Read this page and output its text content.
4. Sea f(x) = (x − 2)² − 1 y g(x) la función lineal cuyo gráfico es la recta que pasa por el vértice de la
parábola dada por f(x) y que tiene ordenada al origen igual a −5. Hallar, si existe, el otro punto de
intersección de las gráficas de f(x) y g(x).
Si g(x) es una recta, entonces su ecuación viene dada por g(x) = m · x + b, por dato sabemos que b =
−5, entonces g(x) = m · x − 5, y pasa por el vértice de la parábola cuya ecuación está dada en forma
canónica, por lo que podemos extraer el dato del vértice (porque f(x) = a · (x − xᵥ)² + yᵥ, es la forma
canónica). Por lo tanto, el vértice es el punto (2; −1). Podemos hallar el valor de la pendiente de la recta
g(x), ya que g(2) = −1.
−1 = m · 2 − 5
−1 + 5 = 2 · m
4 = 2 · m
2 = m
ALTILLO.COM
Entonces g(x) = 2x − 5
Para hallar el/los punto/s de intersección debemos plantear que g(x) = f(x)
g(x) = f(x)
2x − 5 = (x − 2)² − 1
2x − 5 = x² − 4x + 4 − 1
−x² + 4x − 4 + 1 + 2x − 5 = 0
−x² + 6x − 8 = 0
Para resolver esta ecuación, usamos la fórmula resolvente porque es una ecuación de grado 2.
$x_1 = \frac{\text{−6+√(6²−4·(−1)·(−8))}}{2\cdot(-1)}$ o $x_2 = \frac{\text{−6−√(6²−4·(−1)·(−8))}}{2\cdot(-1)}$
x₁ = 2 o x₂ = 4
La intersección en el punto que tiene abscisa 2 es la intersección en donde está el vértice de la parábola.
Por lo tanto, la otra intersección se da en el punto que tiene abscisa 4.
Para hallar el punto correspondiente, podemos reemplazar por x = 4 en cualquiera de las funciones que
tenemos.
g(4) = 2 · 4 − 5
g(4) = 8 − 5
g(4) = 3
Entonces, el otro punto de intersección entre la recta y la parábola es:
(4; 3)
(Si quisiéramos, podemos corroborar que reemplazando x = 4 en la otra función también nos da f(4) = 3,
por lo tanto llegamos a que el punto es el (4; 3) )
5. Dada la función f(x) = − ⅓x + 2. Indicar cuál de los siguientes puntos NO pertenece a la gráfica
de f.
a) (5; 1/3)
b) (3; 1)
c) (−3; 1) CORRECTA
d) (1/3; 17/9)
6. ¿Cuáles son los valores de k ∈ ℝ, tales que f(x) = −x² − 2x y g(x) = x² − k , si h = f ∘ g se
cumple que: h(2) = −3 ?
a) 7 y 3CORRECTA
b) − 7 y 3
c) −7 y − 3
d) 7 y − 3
****************************************
TASK REQUIREMENTS: Locate all lines in the listing above with the word "tiene". Copy them.

RESPONSE:
parábola dada por f(x) y que tiene ordenada al origen igual a −5. Hallar, si existe, el otro punto de
La intersección en el punto que tiene abscisa 2 es la intersección en donde está el vértice de la parábola.
Por lo tanto, la otra intersección se da en el punto que tiene abscisa 4.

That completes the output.